— Stored data —
┌──
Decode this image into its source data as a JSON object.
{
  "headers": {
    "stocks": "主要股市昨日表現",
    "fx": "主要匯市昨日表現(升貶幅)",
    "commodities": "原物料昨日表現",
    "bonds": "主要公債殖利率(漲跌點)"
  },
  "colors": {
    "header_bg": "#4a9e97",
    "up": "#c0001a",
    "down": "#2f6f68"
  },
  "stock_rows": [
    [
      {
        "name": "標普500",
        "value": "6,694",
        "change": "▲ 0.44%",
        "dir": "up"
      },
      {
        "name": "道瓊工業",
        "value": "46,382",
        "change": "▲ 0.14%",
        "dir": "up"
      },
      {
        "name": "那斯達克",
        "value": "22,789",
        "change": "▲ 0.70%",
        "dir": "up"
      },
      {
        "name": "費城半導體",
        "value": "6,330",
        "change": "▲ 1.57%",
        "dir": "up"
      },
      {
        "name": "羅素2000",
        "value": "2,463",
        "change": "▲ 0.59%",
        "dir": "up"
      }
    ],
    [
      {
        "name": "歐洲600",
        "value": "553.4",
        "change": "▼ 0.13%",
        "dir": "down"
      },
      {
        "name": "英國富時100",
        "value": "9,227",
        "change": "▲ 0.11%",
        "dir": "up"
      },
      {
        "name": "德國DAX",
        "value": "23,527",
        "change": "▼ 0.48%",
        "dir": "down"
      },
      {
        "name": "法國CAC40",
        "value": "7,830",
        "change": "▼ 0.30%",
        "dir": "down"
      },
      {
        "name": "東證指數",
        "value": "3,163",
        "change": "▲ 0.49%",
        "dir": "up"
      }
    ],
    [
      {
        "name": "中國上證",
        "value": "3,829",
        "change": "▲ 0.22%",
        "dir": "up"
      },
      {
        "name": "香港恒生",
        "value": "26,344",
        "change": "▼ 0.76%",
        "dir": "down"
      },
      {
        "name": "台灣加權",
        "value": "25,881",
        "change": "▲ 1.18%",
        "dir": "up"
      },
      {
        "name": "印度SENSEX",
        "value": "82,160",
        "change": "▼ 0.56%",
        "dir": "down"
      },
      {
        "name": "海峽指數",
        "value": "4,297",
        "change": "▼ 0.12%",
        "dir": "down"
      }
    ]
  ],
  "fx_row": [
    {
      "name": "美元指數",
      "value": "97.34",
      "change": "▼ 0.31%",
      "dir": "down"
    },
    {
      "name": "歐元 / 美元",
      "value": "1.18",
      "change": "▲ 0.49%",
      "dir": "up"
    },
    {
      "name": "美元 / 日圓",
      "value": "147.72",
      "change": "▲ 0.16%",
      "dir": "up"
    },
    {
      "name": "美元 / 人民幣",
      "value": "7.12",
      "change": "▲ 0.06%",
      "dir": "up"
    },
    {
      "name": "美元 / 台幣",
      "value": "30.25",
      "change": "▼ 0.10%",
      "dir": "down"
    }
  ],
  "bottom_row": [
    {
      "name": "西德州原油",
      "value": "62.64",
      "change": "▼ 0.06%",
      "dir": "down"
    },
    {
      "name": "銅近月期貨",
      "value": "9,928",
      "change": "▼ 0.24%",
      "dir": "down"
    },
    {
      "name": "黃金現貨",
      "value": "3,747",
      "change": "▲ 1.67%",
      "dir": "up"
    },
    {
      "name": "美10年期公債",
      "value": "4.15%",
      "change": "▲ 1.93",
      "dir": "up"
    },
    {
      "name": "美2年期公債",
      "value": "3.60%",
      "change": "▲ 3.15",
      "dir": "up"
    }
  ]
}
└──
┌──
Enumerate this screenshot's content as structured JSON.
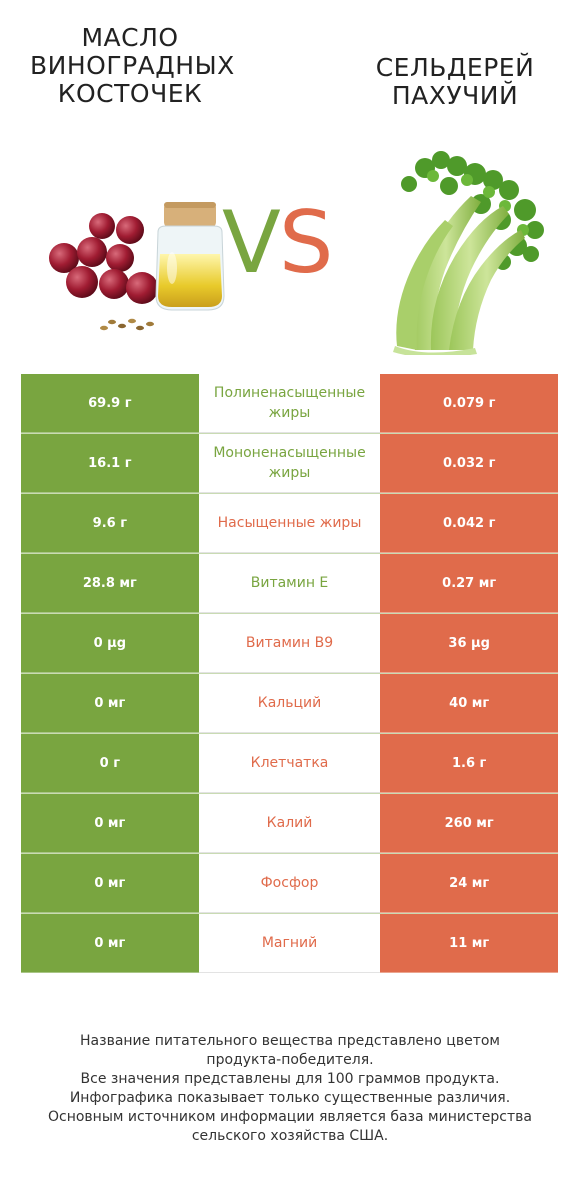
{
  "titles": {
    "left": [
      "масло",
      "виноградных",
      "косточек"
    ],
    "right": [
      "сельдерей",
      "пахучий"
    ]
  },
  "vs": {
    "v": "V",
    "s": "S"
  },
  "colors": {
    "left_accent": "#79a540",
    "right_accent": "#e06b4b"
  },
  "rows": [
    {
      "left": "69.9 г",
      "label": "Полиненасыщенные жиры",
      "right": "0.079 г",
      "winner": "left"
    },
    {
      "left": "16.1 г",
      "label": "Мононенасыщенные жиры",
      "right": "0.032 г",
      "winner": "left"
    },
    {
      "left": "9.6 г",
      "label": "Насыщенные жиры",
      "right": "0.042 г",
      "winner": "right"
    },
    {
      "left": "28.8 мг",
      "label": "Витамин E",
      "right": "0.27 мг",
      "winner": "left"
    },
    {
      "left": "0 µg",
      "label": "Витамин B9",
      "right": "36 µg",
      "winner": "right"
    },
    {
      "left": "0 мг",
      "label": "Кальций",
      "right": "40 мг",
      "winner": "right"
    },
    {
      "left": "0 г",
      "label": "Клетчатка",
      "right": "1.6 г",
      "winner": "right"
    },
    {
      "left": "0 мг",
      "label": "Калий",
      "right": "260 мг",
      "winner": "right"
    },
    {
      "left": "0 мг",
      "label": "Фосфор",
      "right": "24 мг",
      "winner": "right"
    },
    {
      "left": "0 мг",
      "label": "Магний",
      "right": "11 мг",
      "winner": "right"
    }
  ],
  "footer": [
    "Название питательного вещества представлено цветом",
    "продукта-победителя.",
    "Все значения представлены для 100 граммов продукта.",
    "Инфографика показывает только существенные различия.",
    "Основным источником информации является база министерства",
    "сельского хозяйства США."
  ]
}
└──
— Request —
Copy out all lines where the word "продукта" appears.

— Response to this task —
    "продукта-победителя.",
    "Все значения представлены для 100 граммов продукта.",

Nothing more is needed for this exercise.